— start of MATERIAL FOR THIS TASK —

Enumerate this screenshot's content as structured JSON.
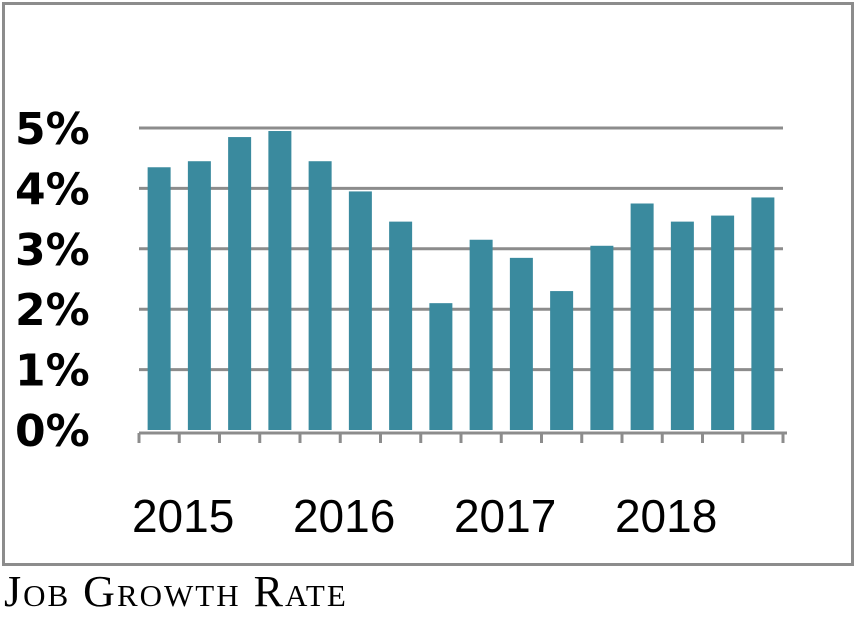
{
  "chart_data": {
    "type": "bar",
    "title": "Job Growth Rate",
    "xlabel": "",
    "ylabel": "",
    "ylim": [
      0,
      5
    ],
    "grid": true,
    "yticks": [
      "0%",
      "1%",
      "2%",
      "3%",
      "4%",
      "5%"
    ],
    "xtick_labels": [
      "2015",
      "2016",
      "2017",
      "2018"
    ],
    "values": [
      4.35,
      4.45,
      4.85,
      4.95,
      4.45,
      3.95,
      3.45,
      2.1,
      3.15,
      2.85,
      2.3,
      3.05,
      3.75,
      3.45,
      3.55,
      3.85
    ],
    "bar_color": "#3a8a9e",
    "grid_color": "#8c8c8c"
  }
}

— end of MATERIAL FOR THIS TASK —

> [SET PROBLEM]
Print each record exactly as it stands, leaving the images out.

> [ANSWER BELOW]
Enumerate this screenshot's content as structured JSON.
{
  "chart_data": {
    "type": "bar",
    "title": "Job Growth Rate",
    "xlabel": "",
    "ylabel": "",
    "ylim": [
      0,
      5
    ],
    "grid": true,
    "yticks": [
      "0%",
      "1%",
      "2%",
      "3%",
      "4%",
      "5%"
    ],
    "xtick_labels": [
      "2015",
      "2016",
      "2017",
      "2018"
    ],
    "values": [
      4.35,
      4.45,
      4.85,
      4.95,
      4.45,
      3.95,
      3.45,
      2.1,
      3.15,
      2.85,
      2.3,
      3.05,
      3.75,
      3.45,
      3.55,
      3.85
    ],
    "bar_color": "#3a8a9e",
    "grid_color": "#8c8c8c"
  }
}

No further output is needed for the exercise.